** START OF Available records **

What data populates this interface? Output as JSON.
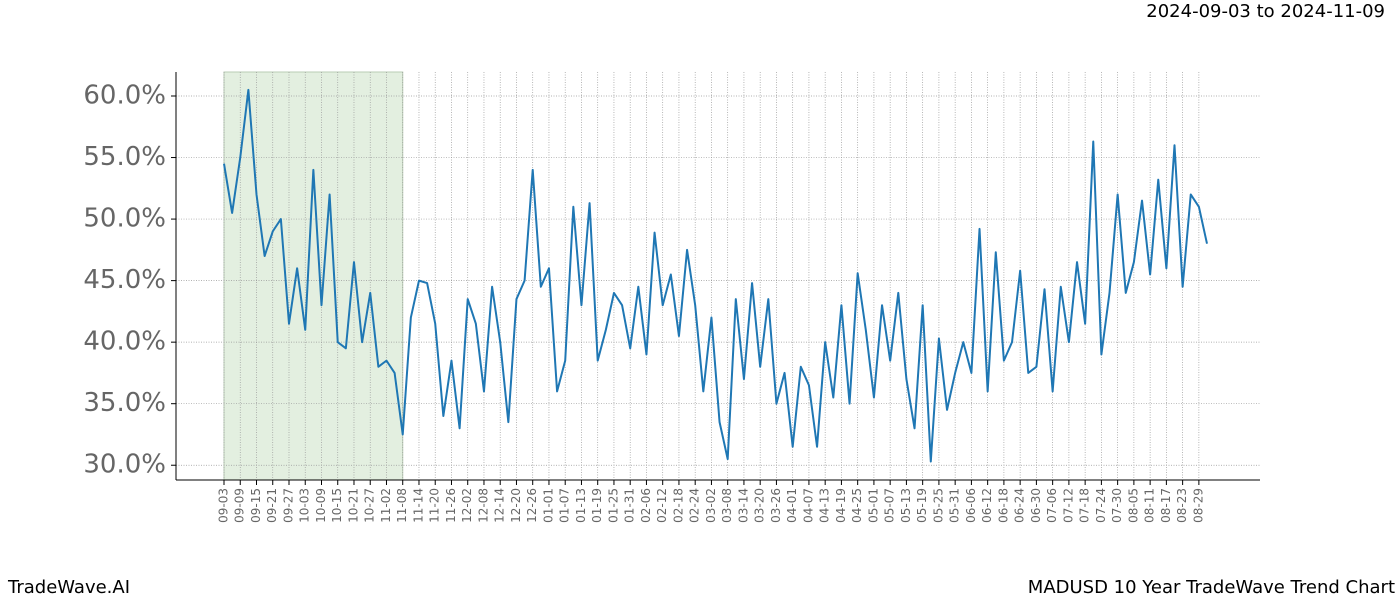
{
  "chart_data": {
    "type": "line",
    "date_range": "2024-09-03 to 2024-11-09",
    "footer_left": "TradeWave.AI",
    "footer_right": "MADUSD 10 Year TradeWave Trend Chart",
    "color": "#1f77b4",
    "highlight": {
      "from": "09-03",
      "to": "11-08",
      "color": "#e3efe0"
    },
    "grid": true,
    "ylim": [
      28.8,
      61.95
    ],
    "yticks": [
      {
        "value": 30,
        "label": "30.0%"
      },
      {
        "value": 35,
        "label": "35.0%"
      },
      {
        "value": 40,
        "label": "40.0%"
      },
      {
        "value": 45,
        "label": "45.0%"
      },
      {
        "value": 50,
        "label": "50.0%"
      },
      {
        "value": 55,
        "label": "55.0%"
      },
      {
        "value": 60,
        "label": "60.0%"
      }
    ],
    "categories": [
      "09-03",
      null,
      "09-09",
      null,
      "09-15",
      null,
      "09-21",
      null,
      "09-27",
      null,
      "10-03",
      null,
      "10-09",
      null,
      "10-15",
      null,
      "10-21",
      null,
      "10-27",
      null,
      "11-02",
      null,
      "11-08",
      null,
      "11-14",
      null,
      "11-20",
      null,
      "11-26",
      null,
      "12-02",
      null,
      "12-08",
      null,
      "12-14",
      null,
      "12-20",
      null,
      "12-26",
      null,
      "01-01",
      null,
      "01-07",
      null,
      "01-13",
      null,
      "01-19",
      null,
      "01-25",
      null,
      "01-31",
      null,
      "02-06",
      null,
      "02-12",
      null,
      "02-18",
      null,
      "02-24",
      null,
      "03-02",
      null,
      "03-08",
      null,
      "03-14",
      null,
      "03-20",
      null,
      "03-26",
      null,
      "04-01",
      null,
      "04-07",
      null,
      "04-13",
      null,
      "04-19",
      null,
      "04-25",
      null,
      "05-01",
      null,
      "05-07",
      null,
      "05-13",
      null,
      "05-19",
      null,
      "05-25",
      null,
      "05-31",
      null,
      "06-06",
      null,
      "06-12",
      null,
      "06-18",
      null,
      "06-24",
      null,
      "06-30",
      null,
      "07-06",
      null,
      "07-12",
      null,
      "07-18",
      null,
      "07-24",
      null,
      "07-30",
      null,
      "08-05",
      null,
      "08-11",
      null,
      "08-17",
      null,
      "08-23",
      null,
      "08-29",
      null
    ],
    "values": [
      54.5,
      50.5,
      55,
      60.5,
      52,
      47,
      49,
      50,
      41.5,
      46,
      41,
      54,
      43,
      52,
      40,
      39.5,
      46.5,
      40,
      44,
      38,
      38.5,
      37.5,
      32.5,
      42,
      45,
      44.8,
      41.5,
      34,
      38.5,
      33,
      43.5,
      41.5,
      36,
      44.5,
      40,
      33.5,
      43.5,
      45,
      54,
      44.5,
      46,
      36,
      38.5,
      51,
      43,
      51.3,
      38.5,
      41,
      44,
      43,
      39.5,
      44.5,
      39,
      48.9,
      43,
      45.5,
      40.5,
      47.5,
      43,
      36,
      42,
      33.5,
      30.5,
      43.5,
      37,
      44.8,
      38,
      43.5,
      35,
      37.5,
      31.5,
      38,
      36.5,
      31.5,
      40,
      35.5,
      43,
      35,
      45.6,
      41,
      35.5,
      43,
      38.5,
      44,
      37,
      33,
      43,
      30.3,
      40.3,
      34.5,
      37.5,
      40,
      37.5,
      49.2,
      36,
      47.3,
      38.5,
      40,
      45.8,
      37.5,
      38,
      44.3,
      36,
      44.5,
      40,
      46.5,
      41.5,
      56.3,
      39,
      44,
      52,
      44,
      46.5,
      51.5,
      45.5,
      53.2,
      46,
      56,
      44.5,
      52,
      51,
      48
    ]
  }
}
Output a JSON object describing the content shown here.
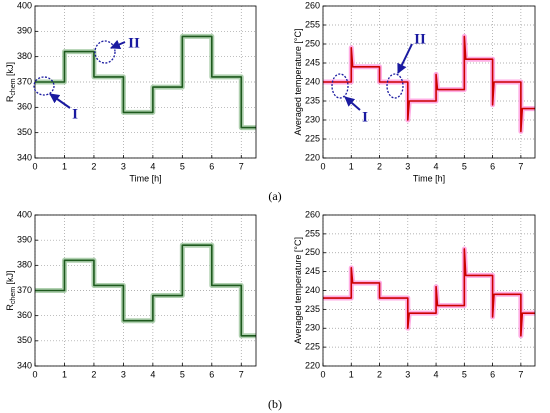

** END OF Available records **

[What is expected]
Report each line in the data that holds the word "JSON".

[Worked solution]
What data populates this interface? Output as JSON.
Output a JSON object describing the content shown here.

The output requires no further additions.